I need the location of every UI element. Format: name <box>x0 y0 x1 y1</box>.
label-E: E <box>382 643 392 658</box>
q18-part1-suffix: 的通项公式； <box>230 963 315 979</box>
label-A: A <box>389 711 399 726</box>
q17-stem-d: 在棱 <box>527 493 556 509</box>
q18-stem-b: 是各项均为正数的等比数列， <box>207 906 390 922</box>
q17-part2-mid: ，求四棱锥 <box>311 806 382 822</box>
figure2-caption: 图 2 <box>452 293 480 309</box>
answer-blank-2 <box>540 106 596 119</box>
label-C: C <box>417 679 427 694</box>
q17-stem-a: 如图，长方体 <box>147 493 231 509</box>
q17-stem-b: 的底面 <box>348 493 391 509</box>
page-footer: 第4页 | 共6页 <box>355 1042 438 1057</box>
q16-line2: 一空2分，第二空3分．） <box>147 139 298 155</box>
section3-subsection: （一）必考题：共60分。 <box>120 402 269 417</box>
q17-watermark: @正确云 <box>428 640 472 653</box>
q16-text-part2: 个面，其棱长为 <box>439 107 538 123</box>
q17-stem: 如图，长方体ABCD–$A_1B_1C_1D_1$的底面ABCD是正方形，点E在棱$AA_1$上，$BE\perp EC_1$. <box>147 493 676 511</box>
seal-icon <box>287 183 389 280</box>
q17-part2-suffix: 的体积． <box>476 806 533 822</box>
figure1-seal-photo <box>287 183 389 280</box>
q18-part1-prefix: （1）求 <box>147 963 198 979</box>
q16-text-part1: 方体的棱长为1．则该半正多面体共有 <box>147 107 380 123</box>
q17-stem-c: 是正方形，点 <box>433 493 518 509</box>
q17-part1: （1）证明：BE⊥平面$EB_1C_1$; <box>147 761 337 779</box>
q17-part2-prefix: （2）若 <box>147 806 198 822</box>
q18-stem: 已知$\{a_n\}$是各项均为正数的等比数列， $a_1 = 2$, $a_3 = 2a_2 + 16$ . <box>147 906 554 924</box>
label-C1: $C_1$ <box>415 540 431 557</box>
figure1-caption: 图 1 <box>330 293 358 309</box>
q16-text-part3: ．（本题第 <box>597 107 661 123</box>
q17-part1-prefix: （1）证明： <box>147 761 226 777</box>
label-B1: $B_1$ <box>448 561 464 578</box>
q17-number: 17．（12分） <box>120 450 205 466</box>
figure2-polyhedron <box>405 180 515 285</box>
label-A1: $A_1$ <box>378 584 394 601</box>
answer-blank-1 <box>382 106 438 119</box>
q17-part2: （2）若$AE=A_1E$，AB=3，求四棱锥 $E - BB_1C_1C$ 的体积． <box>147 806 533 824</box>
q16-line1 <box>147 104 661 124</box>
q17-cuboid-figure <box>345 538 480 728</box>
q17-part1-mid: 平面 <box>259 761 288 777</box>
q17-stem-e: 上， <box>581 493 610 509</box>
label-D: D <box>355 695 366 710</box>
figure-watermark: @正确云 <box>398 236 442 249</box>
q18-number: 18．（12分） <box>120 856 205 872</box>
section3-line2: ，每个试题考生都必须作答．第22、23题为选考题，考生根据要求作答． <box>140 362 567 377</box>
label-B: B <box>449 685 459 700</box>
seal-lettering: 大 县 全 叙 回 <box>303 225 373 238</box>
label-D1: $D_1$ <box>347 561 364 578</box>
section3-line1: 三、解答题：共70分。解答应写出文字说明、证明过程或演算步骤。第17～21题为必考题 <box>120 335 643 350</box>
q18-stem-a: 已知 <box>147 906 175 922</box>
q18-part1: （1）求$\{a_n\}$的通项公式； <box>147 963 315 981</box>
· · · · ·
**Given problem**
Reproduce the rows from the first one through the line containing "q17-stem-d: 在棱 <box>527 493 556 509</box>", substituting "position" for "location" and leaving everything else unchanged.

**Written response**
I need the position of every UI element. Format: name <box>x0 y0 x1 y1</box>.
label-E: E <box>382 643 392 658</box>
q18-part1-suffix: 的通项公式； <box>230 963 315 979</box>
label-A: A <box>389 711 399 726</box>
q17-stem-d: 在棱 <box>527 493 556 509</box>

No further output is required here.